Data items
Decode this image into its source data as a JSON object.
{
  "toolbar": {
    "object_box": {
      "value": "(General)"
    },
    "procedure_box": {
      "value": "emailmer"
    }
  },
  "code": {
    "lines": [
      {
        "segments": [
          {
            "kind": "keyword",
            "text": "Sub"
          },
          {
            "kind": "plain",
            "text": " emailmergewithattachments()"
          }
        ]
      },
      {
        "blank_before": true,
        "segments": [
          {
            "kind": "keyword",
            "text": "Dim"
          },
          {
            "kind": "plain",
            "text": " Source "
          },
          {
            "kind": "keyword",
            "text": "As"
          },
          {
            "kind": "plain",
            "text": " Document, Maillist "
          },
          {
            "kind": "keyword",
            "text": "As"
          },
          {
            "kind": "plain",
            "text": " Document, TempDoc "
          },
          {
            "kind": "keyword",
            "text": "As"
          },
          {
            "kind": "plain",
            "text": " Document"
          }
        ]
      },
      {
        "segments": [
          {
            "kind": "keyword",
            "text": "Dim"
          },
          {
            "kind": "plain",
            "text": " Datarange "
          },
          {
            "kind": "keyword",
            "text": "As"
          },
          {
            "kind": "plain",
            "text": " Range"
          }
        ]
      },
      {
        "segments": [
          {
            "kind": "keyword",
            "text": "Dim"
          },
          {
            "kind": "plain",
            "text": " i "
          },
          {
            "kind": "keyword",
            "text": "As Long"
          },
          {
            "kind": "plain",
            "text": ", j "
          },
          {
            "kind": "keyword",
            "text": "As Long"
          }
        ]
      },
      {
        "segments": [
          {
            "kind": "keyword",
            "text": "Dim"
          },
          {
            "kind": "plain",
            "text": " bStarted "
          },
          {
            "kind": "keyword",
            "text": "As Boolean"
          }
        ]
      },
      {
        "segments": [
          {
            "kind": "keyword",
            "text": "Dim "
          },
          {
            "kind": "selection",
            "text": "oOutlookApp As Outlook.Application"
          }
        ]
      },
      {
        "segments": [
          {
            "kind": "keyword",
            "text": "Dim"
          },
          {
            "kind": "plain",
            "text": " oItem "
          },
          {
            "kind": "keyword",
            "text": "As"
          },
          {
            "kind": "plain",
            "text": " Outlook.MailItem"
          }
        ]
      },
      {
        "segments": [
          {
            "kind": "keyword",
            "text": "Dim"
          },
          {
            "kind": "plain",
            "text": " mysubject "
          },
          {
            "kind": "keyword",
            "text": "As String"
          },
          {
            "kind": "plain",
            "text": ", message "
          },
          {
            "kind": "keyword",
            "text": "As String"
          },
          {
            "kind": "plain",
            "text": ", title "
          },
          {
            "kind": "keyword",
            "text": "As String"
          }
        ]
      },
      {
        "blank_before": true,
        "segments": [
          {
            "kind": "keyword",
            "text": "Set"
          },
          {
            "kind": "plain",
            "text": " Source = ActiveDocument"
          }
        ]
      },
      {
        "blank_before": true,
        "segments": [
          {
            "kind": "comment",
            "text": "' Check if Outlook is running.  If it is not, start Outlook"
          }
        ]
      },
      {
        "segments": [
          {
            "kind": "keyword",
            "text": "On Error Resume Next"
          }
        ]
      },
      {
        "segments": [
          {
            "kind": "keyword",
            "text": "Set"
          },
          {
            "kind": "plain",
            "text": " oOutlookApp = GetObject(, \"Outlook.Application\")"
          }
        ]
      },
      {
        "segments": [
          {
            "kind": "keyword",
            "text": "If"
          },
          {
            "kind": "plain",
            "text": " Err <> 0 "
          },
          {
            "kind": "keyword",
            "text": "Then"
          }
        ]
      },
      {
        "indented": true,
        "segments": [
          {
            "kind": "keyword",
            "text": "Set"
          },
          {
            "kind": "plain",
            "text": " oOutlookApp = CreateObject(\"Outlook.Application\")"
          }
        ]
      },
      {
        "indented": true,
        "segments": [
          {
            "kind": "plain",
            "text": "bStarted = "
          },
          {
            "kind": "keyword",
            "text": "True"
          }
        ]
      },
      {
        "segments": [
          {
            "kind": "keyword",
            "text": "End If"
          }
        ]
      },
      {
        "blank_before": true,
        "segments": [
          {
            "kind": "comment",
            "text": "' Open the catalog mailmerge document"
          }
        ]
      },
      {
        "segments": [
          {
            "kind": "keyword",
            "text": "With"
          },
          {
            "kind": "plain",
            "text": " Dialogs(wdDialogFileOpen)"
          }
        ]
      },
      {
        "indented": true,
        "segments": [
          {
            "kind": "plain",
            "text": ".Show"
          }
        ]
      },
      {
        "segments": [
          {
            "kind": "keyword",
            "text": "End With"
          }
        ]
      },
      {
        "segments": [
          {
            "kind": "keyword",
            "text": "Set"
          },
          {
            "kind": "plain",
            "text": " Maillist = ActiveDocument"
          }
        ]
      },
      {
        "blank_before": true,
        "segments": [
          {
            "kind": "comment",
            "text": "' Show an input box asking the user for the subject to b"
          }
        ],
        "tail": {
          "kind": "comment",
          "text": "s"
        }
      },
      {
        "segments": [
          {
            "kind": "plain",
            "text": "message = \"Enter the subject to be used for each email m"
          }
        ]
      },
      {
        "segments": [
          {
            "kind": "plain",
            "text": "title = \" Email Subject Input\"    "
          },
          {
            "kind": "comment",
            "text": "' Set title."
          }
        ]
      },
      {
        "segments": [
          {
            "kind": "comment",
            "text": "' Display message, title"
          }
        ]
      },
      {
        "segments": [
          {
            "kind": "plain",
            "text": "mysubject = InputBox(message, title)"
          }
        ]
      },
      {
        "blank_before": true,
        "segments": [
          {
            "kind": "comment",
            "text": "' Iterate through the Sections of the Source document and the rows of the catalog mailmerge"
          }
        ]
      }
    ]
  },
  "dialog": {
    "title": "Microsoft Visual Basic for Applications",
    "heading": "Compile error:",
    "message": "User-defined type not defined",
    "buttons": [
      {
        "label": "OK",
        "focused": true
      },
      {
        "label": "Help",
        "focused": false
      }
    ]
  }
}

#### WHAT THE EXERCISE ASKS:
Locate the lines above that hold the word "ActiveDocument". Show every one of them.

#### ANSWER TO THIS EXERCISE:
            "text": " Source = ActiveDocument"
            "text": " Maillist = ActiveDocument"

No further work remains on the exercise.